Task to complete: Extract each line from the entries below that has the string "walkę" in it.

--- Begin Stored data ---

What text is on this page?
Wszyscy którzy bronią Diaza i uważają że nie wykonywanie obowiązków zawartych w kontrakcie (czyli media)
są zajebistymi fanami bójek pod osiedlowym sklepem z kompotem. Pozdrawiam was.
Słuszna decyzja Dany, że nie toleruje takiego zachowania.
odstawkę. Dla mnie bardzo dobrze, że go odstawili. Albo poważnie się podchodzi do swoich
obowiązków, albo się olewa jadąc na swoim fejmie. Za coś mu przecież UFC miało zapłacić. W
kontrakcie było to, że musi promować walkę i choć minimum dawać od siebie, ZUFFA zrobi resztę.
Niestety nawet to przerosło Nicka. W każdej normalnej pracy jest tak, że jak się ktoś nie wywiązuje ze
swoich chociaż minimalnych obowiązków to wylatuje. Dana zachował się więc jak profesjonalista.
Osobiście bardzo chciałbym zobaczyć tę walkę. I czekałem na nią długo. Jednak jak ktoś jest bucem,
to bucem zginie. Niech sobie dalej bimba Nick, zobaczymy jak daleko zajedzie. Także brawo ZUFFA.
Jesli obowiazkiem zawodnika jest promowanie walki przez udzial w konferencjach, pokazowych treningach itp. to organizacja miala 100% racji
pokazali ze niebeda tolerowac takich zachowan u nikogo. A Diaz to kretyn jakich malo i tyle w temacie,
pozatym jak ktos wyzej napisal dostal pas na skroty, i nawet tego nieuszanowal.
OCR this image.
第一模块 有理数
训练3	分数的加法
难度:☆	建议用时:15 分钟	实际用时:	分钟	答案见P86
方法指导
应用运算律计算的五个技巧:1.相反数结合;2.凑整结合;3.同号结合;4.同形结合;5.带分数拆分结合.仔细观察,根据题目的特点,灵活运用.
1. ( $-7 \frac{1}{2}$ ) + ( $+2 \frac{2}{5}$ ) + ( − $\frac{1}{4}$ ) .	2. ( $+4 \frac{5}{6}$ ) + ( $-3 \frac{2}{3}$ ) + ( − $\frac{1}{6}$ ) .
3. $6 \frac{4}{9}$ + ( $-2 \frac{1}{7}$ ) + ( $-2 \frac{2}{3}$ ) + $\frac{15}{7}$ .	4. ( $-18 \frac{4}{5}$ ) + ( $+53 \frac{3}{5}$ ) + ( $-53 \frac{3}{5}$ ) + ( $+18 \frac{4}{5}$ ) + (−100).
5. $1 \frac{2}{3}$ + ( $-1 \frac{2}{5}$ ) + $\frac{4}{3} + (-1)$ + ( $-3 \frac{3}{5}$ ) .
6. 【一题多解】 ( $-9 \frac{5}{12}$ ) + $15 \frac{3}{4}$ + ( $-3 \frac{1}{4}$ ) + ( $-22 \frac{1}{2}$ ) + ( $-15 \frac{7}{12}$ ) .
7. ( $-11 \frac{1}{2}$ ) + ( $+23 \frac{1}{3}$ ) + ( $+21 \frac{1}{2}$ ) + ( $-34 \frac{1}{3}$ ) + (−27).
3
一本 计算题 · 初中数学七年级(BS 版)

--- End Stored data ---

Answer for the task:
kontrakcie było to, że musi promować walkę i choć minimum dawać od siebie, ZUFFA zrobi resztę.
Osobiście bardzo chciałbym zobaczyć tę walkę. I czekałem na nią długo. Jednak jak ktoś jest bucem,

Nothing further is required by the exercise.